## EXERCISE BRIEF
Please answer from the AWS Step Functions thread: why does the answer say a Parallel state cannot have a dynamic number of branches?

## SOURCE TEXT
1
votes

I'm trying out the AWS step function. What I'm trying to create.

  1. Get a list of endpoints from the dynamoDB (https://user:[email protected], https://user2:[email protected], etc..)
  2. From each domain, I get a list of ids. /all
  3. For each id in the result, I want to do a series of REST etc https://user:[email protected]/device/{id} (Only one request at the time to each domain in parallel)
  4. Save the result in a dynamoDB and check if it is duplicated result or not.

I know how to make the rest call and saving to the dynamoDB etc. But the problem or unable to find the answer to is. How can I start run /all in parallel for each domain in the array I get from the dynamoDB?

1
Have you looked at github.com/caolan/async? Specifically async.each. - dzm
pseudo code: [start function step] -> [Lambda function 1 gets domain list -> stores them to SQS] -> [PARALLEL: each Lambda function 2 gets one domain from SQS -> processes what you want with each domain] -> [end function step] - Bui Anh Tuan

1 Answers

3
votes

AWS Step Functions have an immutable state. Once created, they cannot be changed. Given this fact, you cannot have a dynamic number of branches in your Parallel state.

## SUPPLIED DATA
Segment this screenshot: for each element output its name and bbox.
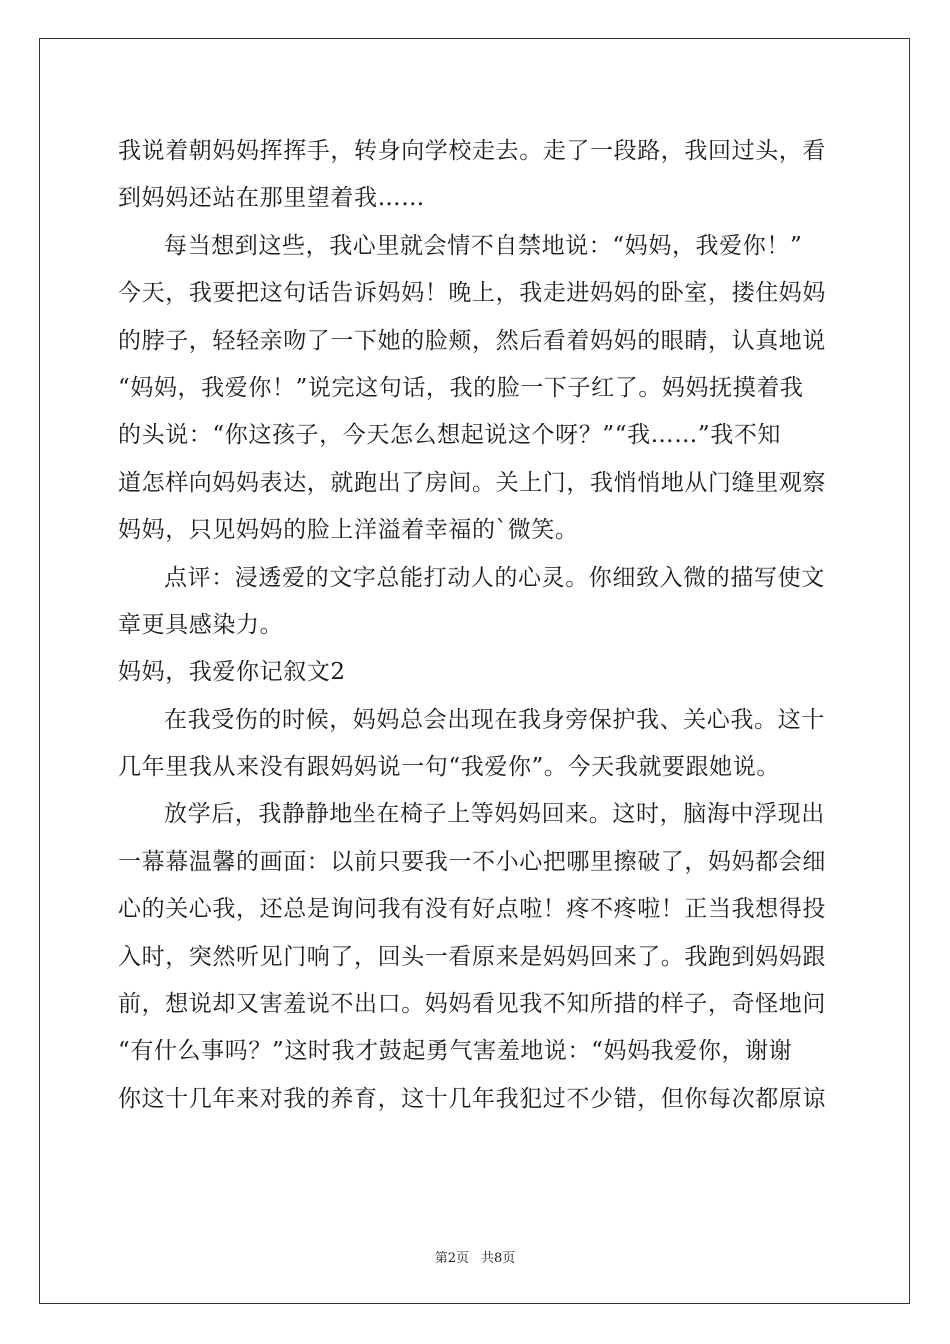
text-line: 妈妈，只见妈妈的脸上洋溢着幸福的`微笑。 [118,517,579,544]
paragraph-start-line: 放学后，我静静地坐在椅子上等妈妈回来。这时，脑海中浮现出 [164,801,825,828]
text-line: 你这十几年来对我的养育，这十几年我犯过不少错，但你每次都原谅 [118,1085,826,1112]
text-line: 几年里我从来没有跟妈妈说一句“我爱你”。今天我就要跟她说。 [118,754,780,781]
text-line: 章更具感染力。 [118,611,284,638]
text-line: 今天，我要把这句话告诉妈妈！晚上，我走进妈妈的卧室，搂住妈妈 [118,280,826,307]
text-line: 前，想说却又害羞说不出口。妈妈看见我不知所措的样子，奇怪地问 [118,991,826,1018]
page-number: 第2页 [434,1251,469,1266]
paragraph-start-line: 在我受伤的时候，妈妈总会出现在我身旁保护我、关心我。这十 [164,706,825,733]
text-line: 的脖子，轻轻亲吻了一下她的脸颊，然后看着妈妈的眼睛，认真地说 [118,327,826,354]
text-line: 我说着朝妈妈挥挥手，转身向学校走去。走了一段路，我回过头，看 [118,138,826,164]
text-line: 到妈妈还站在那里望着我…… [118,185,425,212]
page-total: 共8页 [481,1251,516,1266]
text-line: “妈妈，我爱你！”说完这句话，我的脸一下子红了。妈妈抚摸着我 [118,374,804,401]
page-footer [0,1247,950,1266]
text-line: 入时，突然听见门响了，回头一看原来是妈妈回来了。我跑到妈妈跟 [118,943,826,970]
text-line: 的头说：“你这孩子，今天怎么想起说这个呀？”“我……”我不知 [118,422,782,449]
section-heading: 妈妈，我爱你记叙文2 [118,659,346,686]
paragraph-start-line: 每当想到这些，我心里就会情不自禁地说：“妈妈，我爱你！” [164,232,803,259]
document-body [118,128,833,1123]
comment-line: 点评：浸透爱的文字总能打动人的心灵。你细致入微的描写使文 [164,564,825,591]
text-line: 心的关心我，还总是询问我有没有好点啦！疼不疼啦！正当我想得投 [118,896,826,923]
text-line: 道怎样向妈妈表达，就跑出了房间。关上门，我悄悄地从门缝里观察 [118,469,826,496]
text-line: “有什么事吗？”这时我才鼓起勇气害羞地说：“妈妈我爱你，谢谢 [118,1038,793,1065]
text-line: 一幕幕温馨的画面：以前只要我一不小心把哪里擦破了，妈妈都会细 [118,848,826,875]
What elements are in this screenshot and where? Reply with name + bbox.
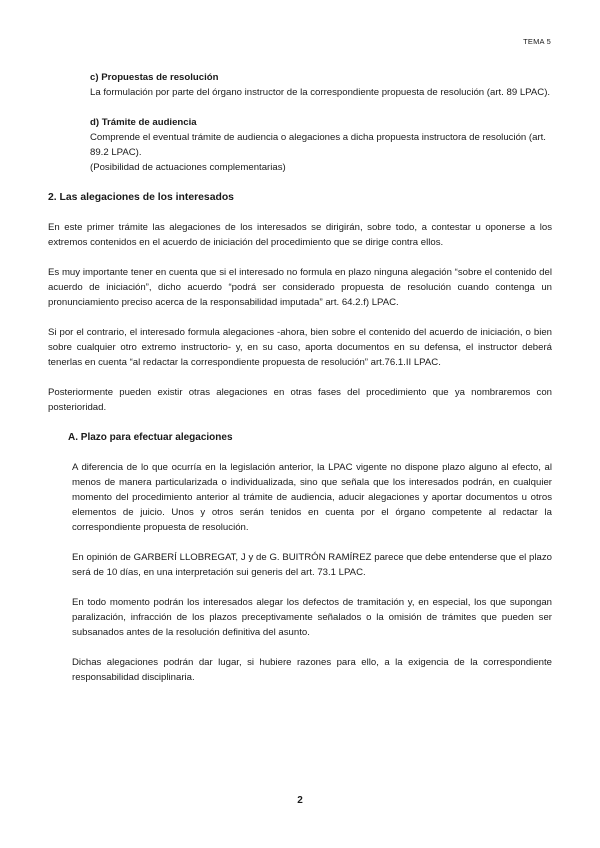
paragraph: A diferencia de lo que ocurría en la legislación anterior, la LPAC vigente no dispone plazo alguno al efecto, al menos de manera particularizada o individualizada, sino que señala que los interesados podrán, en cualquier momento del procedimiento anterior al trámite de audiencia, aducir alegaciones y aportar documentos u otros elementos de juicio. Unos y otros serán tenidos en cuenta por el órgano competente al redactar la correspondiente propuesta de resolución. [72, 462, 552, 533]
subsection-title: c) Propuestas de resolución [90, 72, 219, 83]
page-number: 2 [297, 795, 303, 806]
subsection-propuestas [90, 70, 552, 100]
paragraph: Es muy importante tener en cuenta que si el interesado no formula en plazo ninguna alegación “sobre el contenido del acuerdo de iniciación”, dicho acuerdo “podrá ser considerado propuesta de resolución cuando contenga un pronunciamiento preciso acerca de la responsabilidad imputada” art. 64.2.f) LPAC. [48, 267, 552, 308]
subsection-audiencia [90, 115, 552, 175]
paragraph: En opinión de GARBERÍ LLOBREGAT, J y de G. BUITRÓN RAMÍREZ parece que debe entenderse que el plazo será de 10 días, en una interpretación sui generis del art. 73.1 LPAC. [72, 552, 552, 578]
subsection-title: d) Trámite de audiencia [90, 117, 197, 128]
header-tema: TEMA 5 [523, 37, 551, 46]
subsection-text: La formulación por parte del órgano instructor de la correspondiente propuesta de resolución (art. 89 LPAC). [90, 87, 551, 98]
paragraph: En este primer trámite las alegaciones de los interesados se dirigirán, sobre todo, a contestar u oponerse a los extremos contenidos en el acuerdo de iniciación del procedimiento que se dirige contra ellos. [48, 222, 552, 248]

## EXPECTED ANSWER
Because AWS Step Functions have an immutable state that cannot be changed once created.